Entries with figure data:
***

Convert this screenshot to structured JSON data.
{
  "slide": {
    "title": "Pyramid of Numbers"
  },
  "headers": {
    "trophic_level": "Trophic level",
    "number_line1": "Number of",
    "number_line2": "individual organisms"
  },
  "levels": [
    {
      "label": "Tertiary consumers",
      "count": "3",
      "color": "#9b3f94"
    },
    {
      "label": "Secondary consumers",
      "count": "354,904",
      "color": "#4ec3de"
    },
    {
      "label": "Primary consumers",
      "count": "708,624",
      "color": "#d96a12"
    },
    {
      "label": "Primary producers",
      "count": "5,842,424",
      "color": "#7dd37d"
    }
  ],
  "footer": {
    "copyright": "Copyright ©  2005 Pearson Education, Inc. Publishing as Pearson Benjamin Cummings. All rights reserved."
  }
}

***

*What is asked*:
State how many lines of the material contain the string "label", with no other words.

*The result*:
4